> _Exercise materials_
⟨
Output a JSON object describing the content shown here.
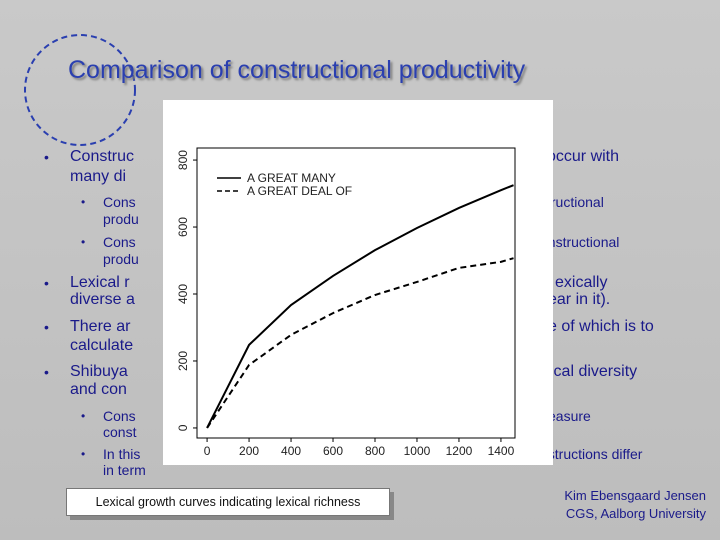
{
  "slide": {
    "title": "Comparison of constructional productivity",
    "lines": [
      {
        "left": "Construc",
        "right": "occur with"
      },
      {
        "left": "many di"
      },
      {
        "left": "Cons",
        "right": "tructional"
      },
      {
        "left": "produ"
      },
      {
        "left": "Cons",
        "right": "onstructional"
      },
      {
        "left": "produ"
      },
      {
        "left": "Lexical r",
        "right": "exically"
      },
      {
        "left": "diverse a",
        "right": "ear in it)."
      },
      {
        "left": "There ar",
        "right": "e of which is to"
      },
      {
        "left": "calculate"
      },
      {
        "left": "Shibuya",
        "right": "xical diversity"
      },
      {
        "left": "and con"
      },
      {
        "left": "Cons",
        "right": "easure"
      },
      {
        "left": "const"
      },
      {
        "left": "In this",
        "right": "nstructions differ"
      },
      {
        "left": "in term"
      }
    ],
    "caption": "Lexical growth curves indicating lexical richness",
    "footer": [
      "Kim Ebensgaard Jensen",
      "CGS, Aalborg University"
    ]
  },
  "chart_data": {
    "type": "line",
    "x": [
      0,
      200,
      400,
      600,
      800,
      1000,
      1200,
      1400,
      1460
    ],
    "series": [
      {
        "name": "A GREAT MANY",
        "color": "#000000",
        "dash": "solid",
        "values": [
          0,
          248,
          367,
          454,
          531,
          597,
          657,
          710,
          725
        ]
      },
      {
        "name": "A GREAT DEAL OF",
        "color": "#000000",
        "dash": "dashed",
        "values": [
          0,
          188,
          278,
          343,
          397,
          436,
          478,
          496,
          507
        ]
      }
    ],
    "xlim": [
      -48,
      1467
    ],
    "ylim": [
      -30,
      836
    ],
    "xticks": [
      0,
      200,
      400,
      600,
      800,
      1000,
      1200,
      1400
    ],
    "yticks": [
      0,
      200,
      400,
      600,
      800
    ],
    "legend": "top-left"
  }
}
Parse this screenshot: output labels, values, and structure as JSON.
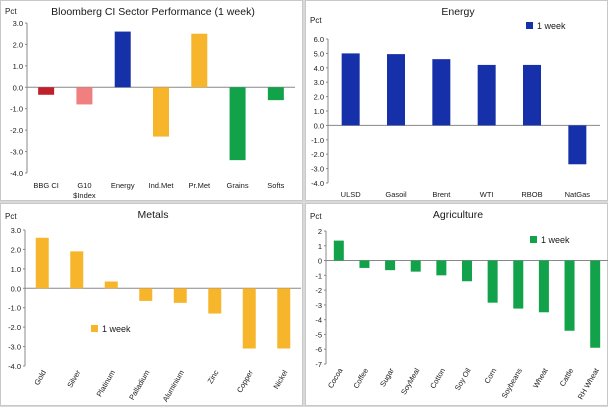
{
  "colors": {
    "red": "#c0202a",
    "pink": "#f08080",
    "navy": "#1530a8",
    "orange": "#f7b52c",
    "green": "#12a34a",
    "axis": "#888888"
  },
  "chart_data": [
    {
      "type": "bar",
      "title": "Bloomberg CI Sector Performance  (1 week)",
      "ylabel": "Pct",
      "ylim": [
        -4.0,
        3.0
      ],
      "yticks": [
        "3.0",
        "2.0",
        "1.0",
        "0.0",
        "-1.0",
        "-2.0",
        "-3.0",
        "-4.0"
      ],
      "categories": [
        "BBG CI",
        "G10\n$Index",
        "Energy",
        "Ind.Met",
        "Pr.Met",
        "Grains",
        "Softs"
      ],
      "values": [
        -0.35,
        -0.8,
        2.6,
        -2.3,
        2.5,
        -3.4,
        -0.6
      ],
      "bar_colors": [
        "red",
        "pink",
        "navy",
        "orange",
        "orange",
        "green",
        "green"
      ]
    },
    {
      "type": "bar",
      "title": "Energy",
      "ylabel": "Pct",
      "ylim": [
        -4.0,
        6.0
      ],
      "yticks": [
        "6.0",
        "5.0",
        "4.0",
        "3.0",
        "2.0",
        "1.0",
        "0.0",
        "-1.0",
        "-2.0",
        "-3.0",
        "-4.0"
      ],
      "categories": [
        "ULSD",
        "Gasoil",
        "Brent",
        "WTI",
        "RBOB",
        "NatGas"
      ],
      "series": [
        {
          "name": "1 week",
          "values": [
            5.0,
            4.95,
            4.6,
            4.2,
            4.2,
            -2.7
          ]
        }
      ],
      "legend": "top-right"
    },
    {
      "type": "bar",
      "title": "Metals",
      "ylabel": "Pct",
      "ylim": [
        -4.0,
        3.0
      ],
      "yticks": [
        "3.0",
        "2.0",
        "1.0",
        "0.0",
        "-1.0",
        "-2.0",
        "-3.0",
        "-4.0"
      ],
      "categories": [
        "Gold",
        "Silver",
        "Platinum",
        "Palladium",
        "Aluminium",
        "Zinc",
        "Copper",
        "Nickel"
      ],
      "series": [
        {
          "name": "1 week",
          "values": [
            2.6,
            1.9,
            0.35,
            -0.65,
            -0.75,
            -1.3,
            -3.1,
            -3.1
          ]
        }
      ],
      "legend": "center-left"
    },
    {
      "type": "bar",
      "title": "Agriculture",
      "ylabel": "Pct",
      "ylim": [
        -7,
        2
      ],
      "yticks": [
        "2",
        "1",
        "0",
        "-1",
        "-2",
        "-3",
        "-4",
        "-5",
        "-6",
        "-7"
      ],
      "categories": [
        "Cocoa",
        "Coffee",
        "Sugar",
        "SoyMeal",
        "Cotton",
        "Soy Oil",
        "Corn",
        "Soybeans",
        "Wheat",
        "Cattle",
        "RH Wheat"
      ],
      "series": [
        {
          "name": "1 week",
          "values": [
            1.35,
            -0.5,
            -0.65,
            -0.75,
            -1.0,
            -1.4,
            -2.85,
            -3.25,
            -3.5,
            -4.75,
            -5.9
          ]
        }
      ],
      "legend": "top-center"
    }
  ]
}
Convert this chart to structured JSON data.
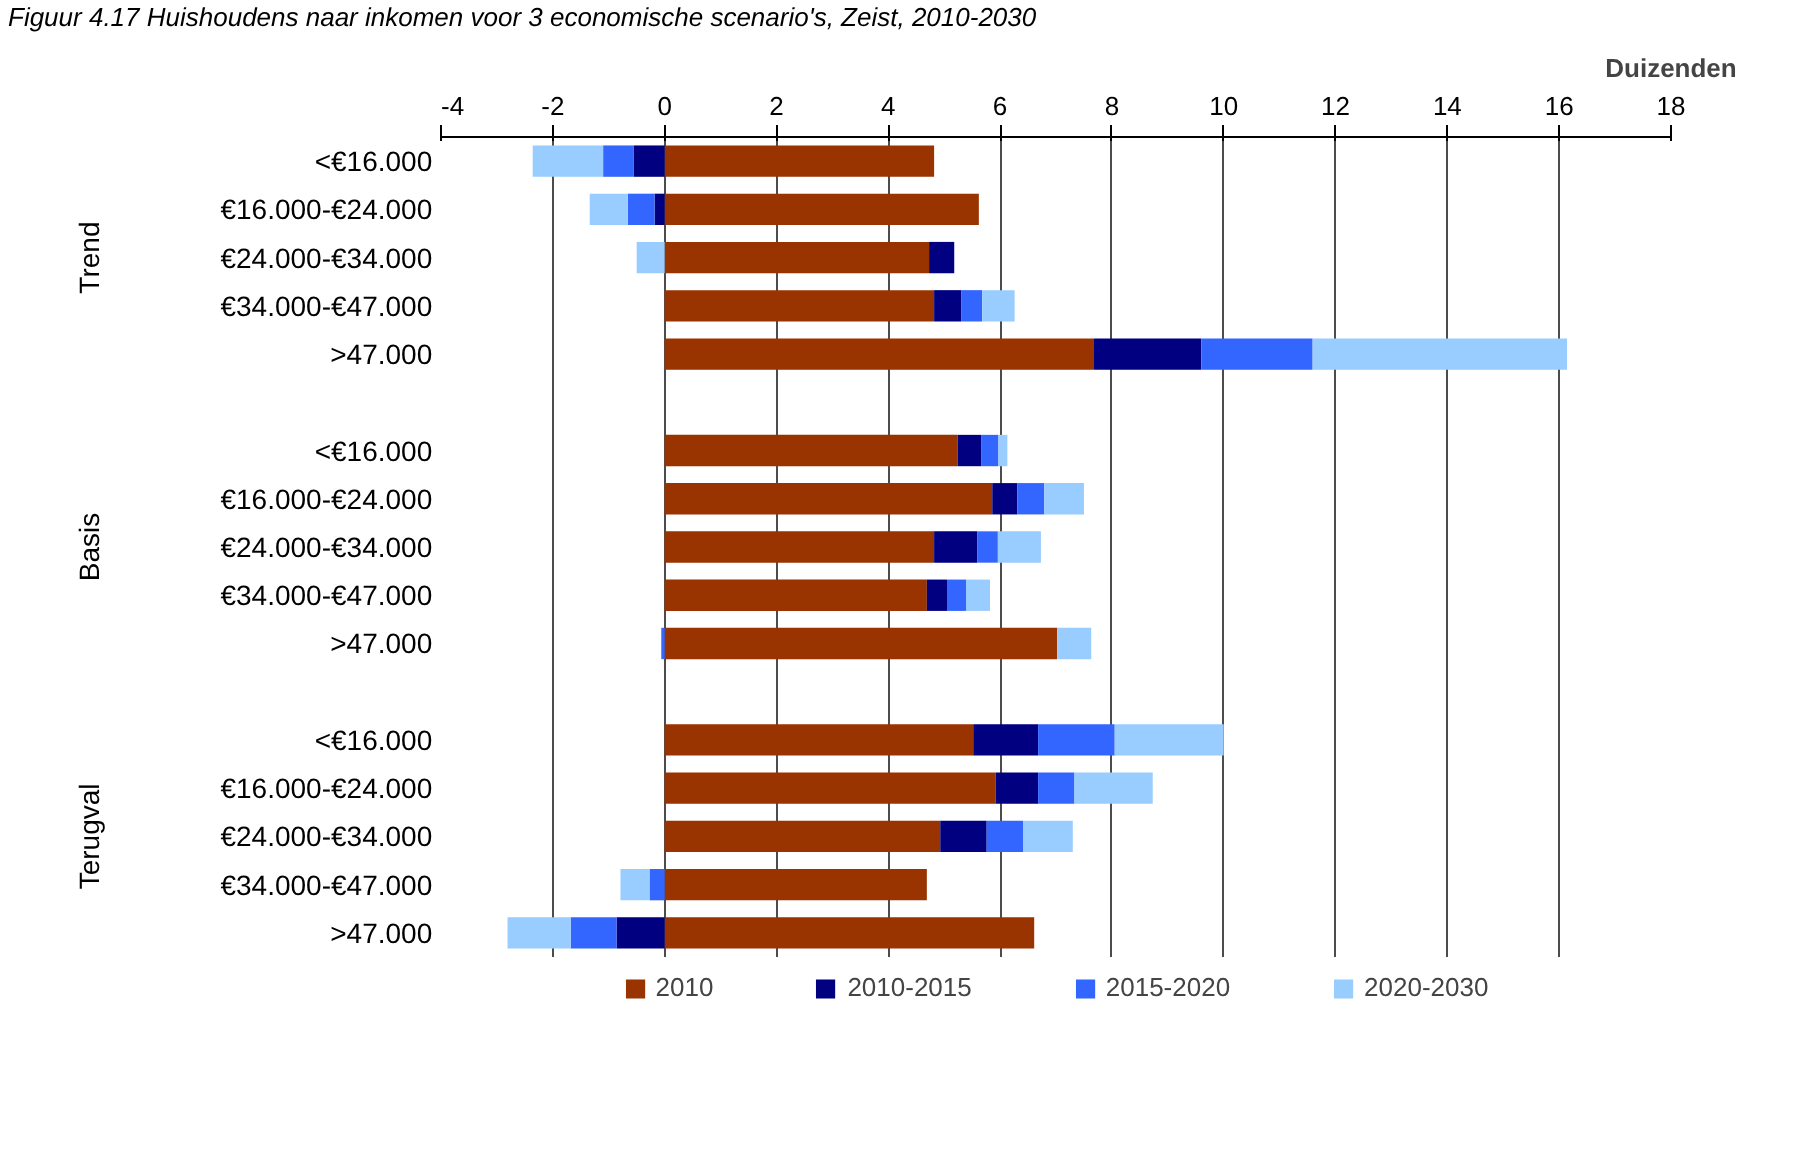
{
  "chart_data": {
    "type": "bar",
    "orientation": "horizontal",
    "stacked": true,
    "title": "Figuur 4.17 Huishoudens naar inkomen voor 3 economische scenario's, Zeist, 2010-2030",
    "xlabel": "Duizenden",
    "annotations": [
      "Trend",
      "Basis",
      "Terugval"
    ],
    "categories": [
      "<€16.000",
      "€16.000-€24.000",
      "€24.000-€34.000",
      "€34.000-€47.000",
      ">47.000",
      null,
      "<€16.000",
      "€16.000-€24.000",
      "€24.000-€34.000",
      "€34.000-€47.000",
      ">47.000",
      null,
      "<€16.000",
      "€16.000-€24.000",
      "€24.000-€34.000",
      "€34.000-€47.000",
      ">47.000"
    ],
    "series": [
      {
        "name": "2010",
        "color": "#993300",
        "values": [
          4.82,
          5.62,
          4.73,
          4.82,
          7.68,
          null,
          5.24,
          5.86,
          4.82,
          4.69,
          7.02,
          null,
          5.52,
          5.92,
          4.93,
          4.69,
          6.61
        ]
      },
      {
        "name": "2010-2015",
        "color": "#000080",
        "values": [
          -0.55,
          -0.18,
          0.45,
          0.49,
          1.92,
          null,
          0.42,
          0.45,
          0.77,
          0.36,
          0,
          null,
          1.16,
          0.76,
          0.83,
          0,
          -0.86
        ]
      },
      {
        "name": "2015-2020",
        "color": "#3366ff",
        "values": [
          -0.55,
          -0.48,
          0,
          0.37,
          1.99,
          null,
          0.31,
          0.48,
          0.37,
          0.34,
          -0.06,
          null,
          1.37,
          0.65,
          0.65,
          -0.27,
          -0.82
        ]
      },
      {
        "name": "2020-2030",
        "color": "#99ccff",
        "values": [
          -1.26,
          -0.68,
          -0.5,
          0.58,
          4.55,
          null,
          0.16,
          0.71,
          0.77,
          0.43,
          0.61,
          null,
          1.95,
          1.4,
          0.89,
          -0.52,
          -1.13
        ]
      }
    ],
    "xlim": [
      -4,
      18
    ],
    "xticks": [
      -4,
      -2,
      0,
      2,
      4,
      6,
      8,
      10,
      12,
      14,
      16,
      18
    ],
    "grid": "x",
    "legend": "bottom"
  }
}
⟩
> _Task to carry out_
How many lines in the records hold the string "right"? Reply with the number alone.

> _Exercise response_
10